─── Task data ───
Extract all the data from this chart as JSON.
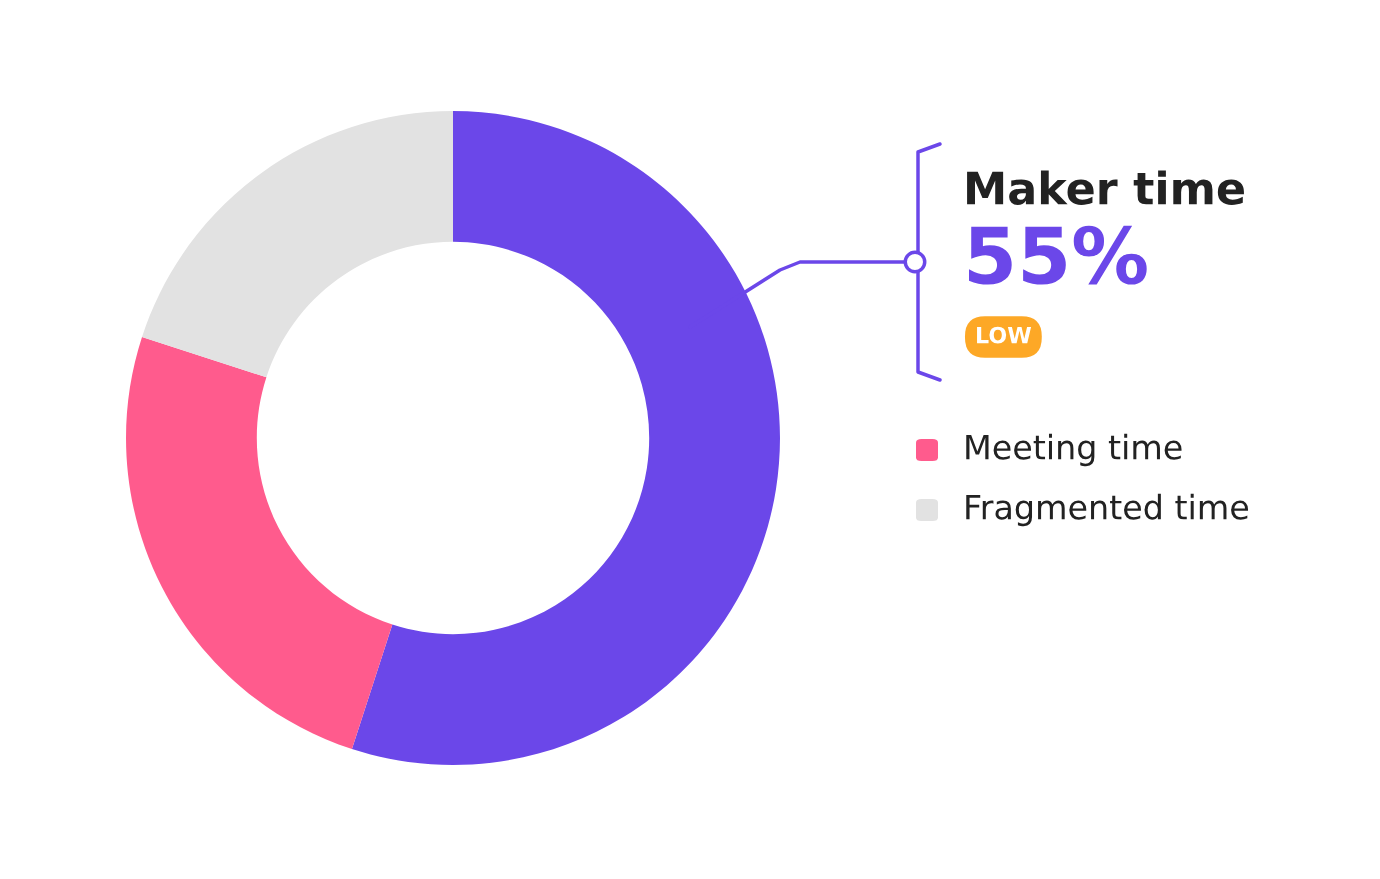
{
  "chart_data": {
    "type": "donut",
    "categories": [
      "Maker time",
      "Meeting time",
      "Fragmented time"
    ],
    "values": [
      55,
      25,
      20
    ],
    "colors": [
      "#6b47e9",
      "#ff5b8d",
      "#e2e2e2"
    ],
    "value_labels": [
      "55%",
      null,
      null
    ],
    "annotations": [
      "LOW"
    ],
    "legend": "right"
  }
}
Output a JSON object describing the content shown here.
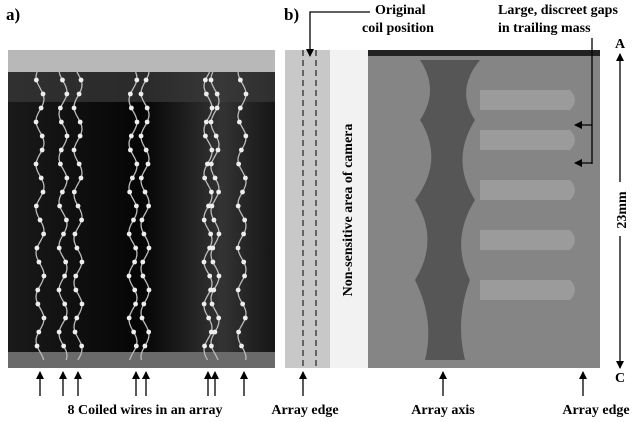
{
  "panel_a": {
    "label": "a)",
    "caption": "8 Coiled wires in an array"
  },
  "panel_b": {
    "label": "b)",
    "coil_annotation": [
      "Original",
      "coil position"
    ],
    "gap_annotation": [
      "Large, discreet gaps",
      "in trailing mass"
    ],
    "scale": {
      "top": "A",
      "bottom": "C",
      "length": "23mm"
    },
    "non_sensitive": "Non-sensitive area of camera",
    "captions": [
      "Array edge",
      "Array axis",
      "Array edge"
    ]
  }
}
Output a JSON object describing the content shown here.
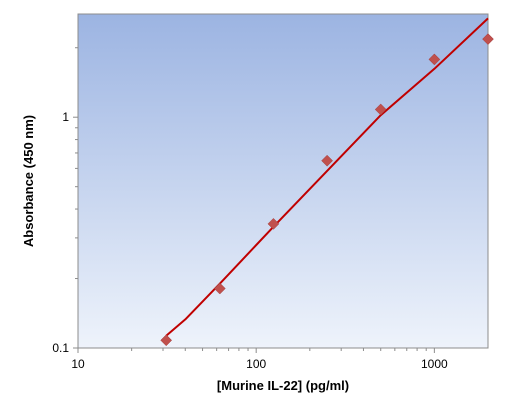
{
  "chart_data": {
    "type": "scatter",
    "title": "",
    "xlabel": "[Murine IL-22] (pg/ml)",
    "ylabel": "Absorbance (450 nm)",
    "x_scale": "log",
    "y_scale": "log",
    "xlim": [
      10,
      2000
    ],
    "ylim": [
      0.1,
      2.8
    ],
    "x_ticks": [
      {
        "value": 10,
        "label": "10"
      },
      {
        "value": 100,
        "label": "100"
      },
      {
        "value": 1000,
        "label": "1000"
      }
    ],
    "y_ticks": [
      {
        "value": 0.1,
        "label": "0.1"
      },
      {
        "value": 1,
        "label": "1"
      }
    ],
    "grid": false,
    "legend": "none",
    "background": {
      "top": "#9cb4e2",
      "bottom": "#eef3fb"
    },
    "series": [
      {
        "kind": "points",
        "marker": "diamond",
        "color": "#c0504d",
        "x": [
          31.25,
          62.5,
          125,
          250,
          500,
          1000,
          2000
        ],
        "y": [
          0.108,
          0.181,
          0.345,
          0.648,
          1.08,
          1.78,
          2.18
        ]
      },
      {
        "kind": "fit-line",
        "color": "#c00000",
        "x": [
          31.25,
          40,
          62.5,
          125,
          250,
          500,
          1000,
          2000
        ],
        "y": [
          0.113,
          0.133,
          0.19,
          0.335,
          0.585,
          1.02,
          1.62,
          2.68
        ]
      }
    ]
  }
}
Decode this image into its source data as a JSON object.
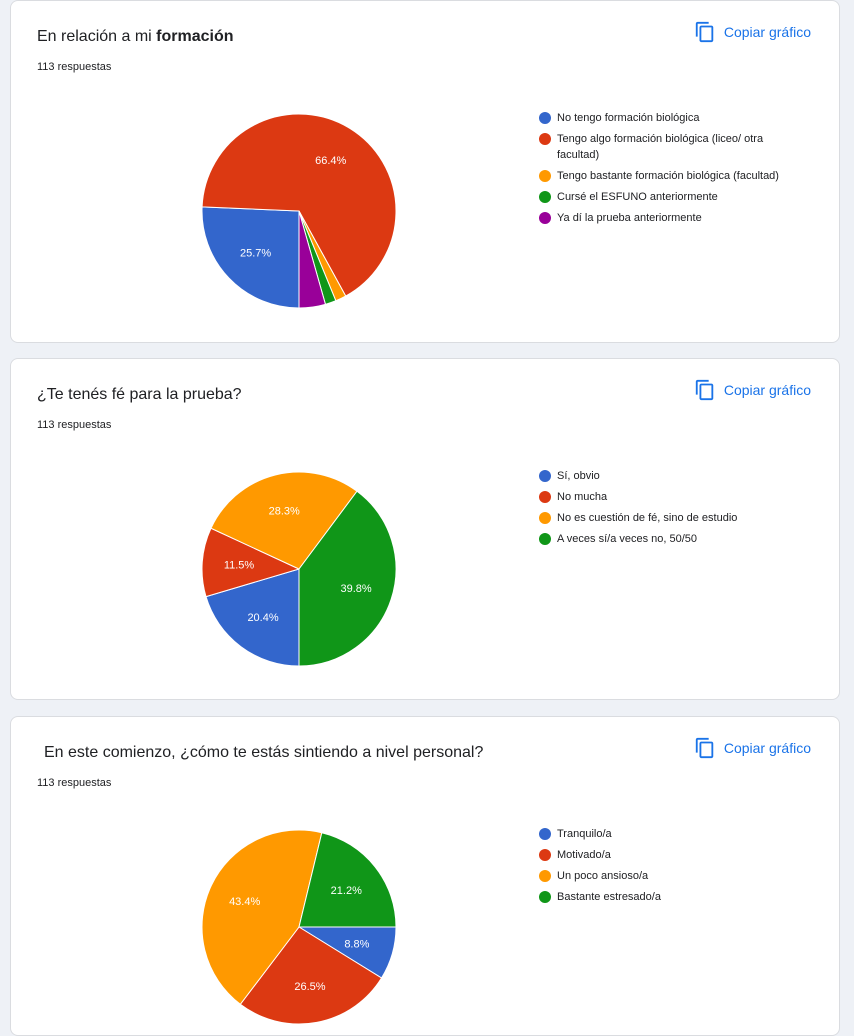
{
  "copy_label": "Copiar gráfico",
  "copy_icon": "copy-icon",
  "chart_data": [
    {
      "type": "pie",
      "title_prefix": "En relación a mi ",
      "title_bold": "formación",
      "responses": "113 respuestas",
      "start_angle": 90,
      "slices": [
        {
          "label": "No tengo formación biológica",
          "value": 25.7,
          "display": "25.7%",
          "color": "#3366cc"
        },
        {
          "label": "Tengo algo formación biológica (liceo/ otra facultad)",
          "value": 66.4,
          "display": "66.4%",
          "color": "#dc3912"
        },
        {
          "label": "Tengo bastante formación biológica (facultad)",
          "value": 1.8,
          "display": "",
          "color": "#ff9900"
        },
        {
          "label": "Cursé el ESFUNO anteriormente",
          "value": 1.8,
          "display": "",
          "color": "#109618"
        },
        {
          "label": "Ya dí la prueba anteriormente",
          "value": 4.4,
          "display": "",
          "color": "#990099"
        }
      ]
    },
    {
      "type": "pie",
      "title_prefix": "¿Te tenés fé para la prueba?",
      "title_bold": "",
      "responses": "113 respuestas",
      "start_angle": 90,
      "slices": [
        {
          "label": "Sí, obvio",
          "value": 20.4,
          "display": "20.4%",
          "color": "#3366cc"
        },
        {
          "label": "No mucha",
          "value": 11.5,
          "display": "11.5%",
          "color": "#dc3912"
        },
        {
          "label": "No es cuestión de fé, sino de estudio",
          "value": 28.3,
          "display": "28.3%",
          "color": "#ff9900"
        },
        {
          "label": "A veces sí/a veces no, 50/50",
          "value": 39.8,
          "display": "39.8%",
          "color": "#109618"
        }
      ]
    },
    {
      "type": "pie",
      "title_prefix": "En este comienzo, ¿cómo te estás sintiendo a nivel personal?",
      "title_bold": "",
      "responses": "113 respuestas",
      "start_angle": 0,
      "slices": [
        {
          "label": "Tranquilo/a",
          "value": 8.8,
          "display": "8.8%",
          "color": "#3366cc"
        },
        {
          "label": "Motivado/a",
          "value": 26.5,
          "display": "26.5%",
          "color": "#dc3912"
        },
        {
          "label": "Un poco ansioso/a",
          "value": 43.4,
          "display": "43.4%",
          "color": "#ff9900"
        },
        {
          "label": "Bastante estresado/a",
          "value": 21.2,
          "display": "21.2%",
          "color": "#109618"
        }
      ]
    }
  ]
}
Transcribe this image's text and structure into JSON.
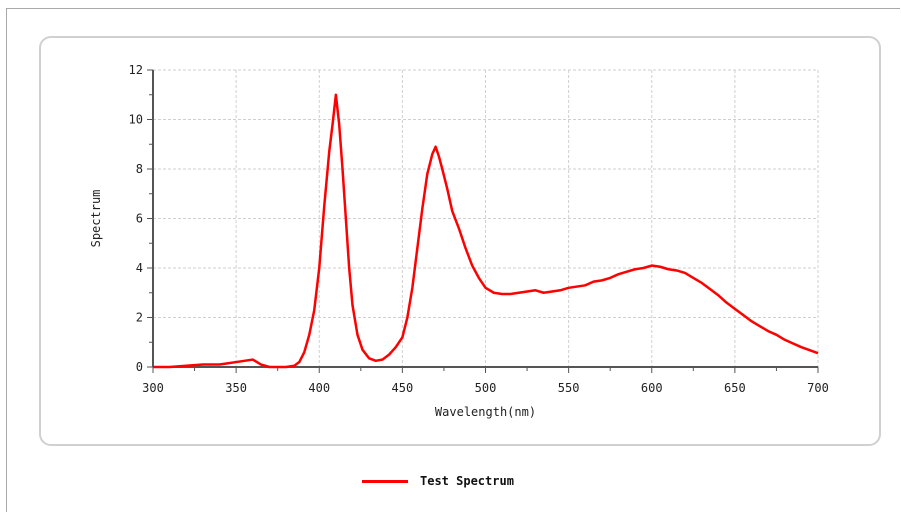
{
  "chart_data": {
    "type": "line",
    "title": "",
    "xlabel": "Wavelength(nm)",
    "ylabel": "Spectrum",
    "xlim": [
      300,
      700
    ],
    "ylim": [
      0,
      12
    ],
    "x_ticks": [
      300,
      350,
      400,
      450,
      500,
      550,
      600,
      650,
      700
    ],
    "y_ticks": [
      0,
      2,
      4,
      6,
      8,
      10,
      12
    ],
    "grid": true,
    "legend_position": "bottom",
    "series": [
      {
        "name": "Test Spectrum",
        "color": "#ff0000",
        "x": [
          300,
          310,
          320,
          330,
          340,
          350,
          355,
          360,
          365,
          370,
          375,
          380,
          385,
          388,
          391,
          394,
          397,
          400,
          403,
          406,
          408,
          410,
          412,
          414,
          416,
          418,
          420,
          423,
          426,
          430,
          434,
          438,
          442,
          446,
          450,
          453,
          456,
          459,
          462,
          465,
          468,
          470,
          472,
          474,
          477,
          480,
          484,
          488,
          492,
          496,
          500,
          505,
          510,
          515,
          520,
          525,
          530,
          535,
          540,
          545,
          550,
          555,
          560,
          565,
          570,
          575,
          580,
          585,
          590,
          595,
          600,
          605,
          610,
          615,
          620,
          625,
          630,
          635,
          640,
          645,
          650,
          655,
          660,
          665,
          670,
          675,
          680,
          685,
          690,
          695,
          700
        ],
        "y": [
          0.0,
          0.0,
          0.05,
          0.1,
          0.1,
          0.2,
          0.25,
          0.3,
          0.1,
          0.0,
          0.0,
          0.0,
          0.05,
          0.2,
          0.6,
          1.3,
          2.3,
          4.0,
          6.5,
          8.7,
          9.8,
          11.0,
          9.8,
          8.0,
          6.0,
          4.0,
          2.5,
          1.3,
          0.7,
          0.35,
          0.25,
          0.3,
          0.5,
          0.8,
          1.2,
          2.0,
          3.2,
          4.8,
          6.4,
          7.8,
          8.6,
          8.9,
          8.5,
          8.0,
          7.2,
          6.3,
          5.6,
          4.8,
          4.1,
          3.6,
          3.2,
          3.0,
          2.95,
          2.95,
          3.0,
          3.05,
          3.1,
          3.0,
          3.05,
          3.1,
          3.2,
          3.25,
          3.3,
          3.45,
          3.5,
          3.6,
          3.75,
          3.85,
          3.95,
          4.0,
          4.1,
          4.05,
          3.95,
          3.9,
          3.8,
          3.6,
          3.4,
          3.15,
          2.9,
          2.6,
          2.35,
          2.1,
          1.85,
          1.65,
          1.45,
          1.3,
          1.1,
          0.95,
          0.8,
          0.68,
          0.56
        ]
      }
    ]
  }
}
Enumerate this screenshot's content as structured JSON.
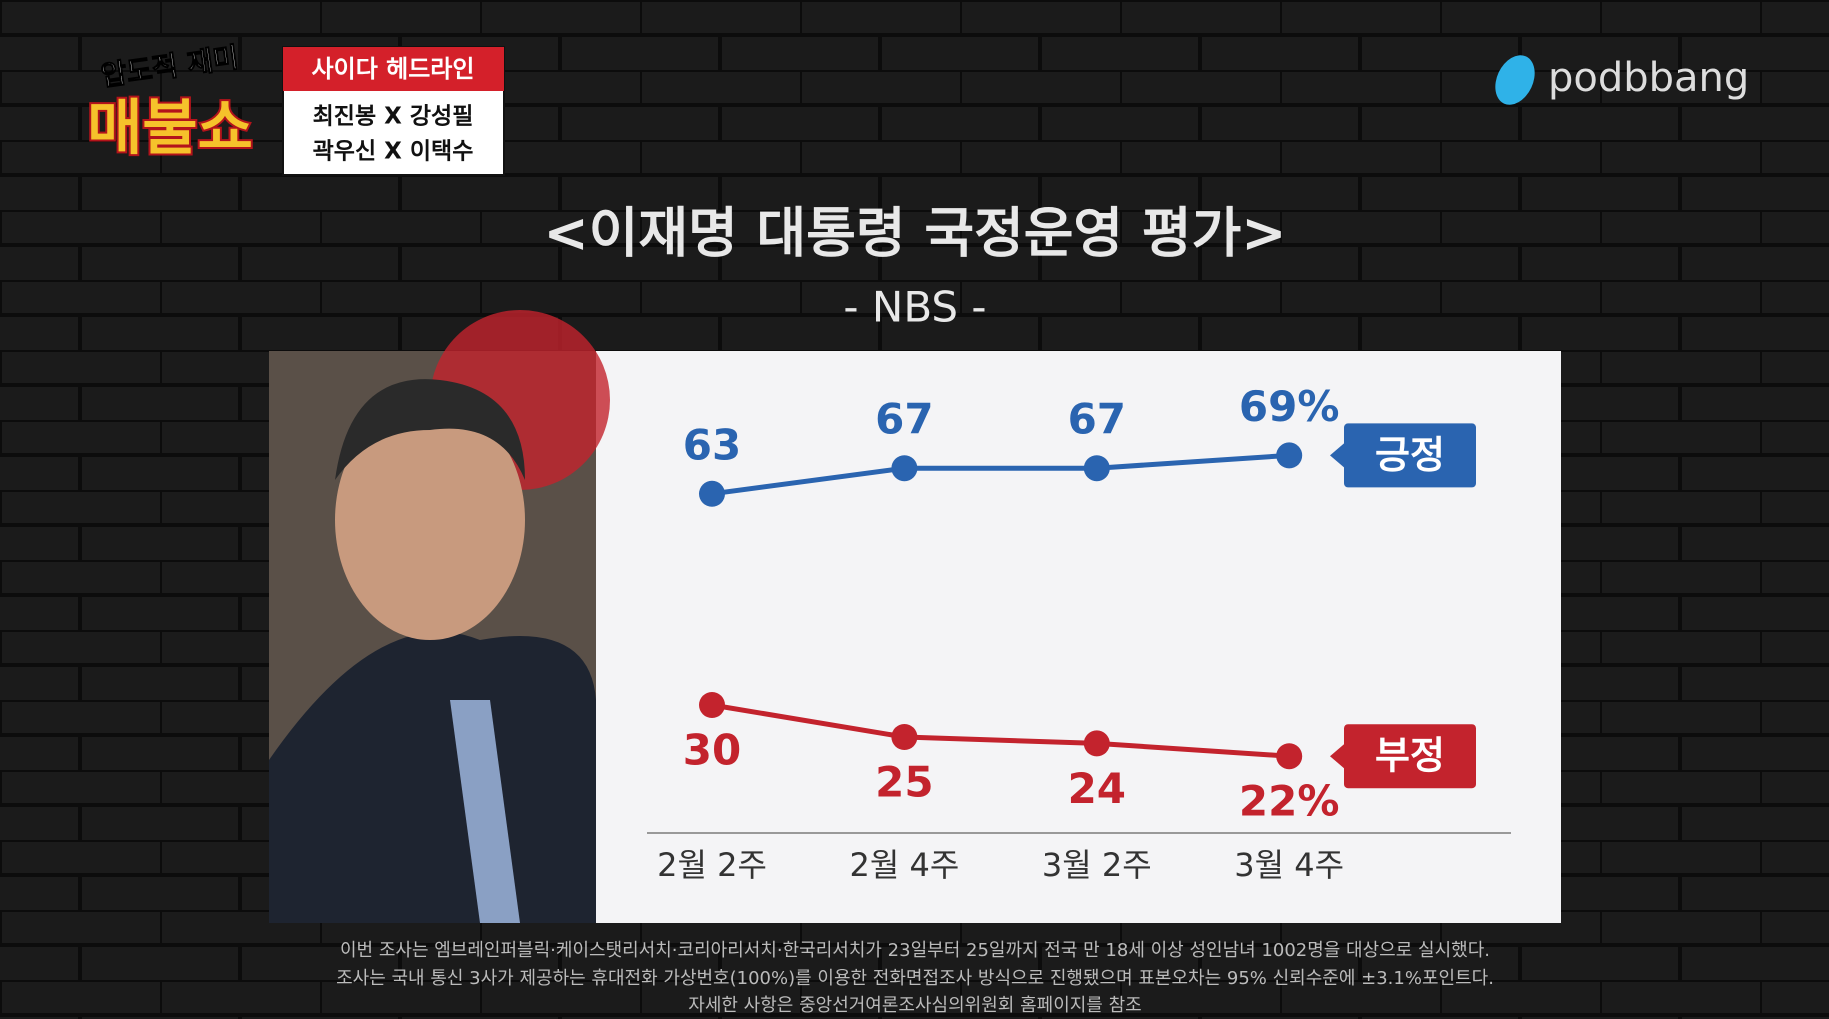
───
> _The task_
Go through the listing above and work out how many lines contain the string "xlabel". Reply with the number alone.

> _Final result_
2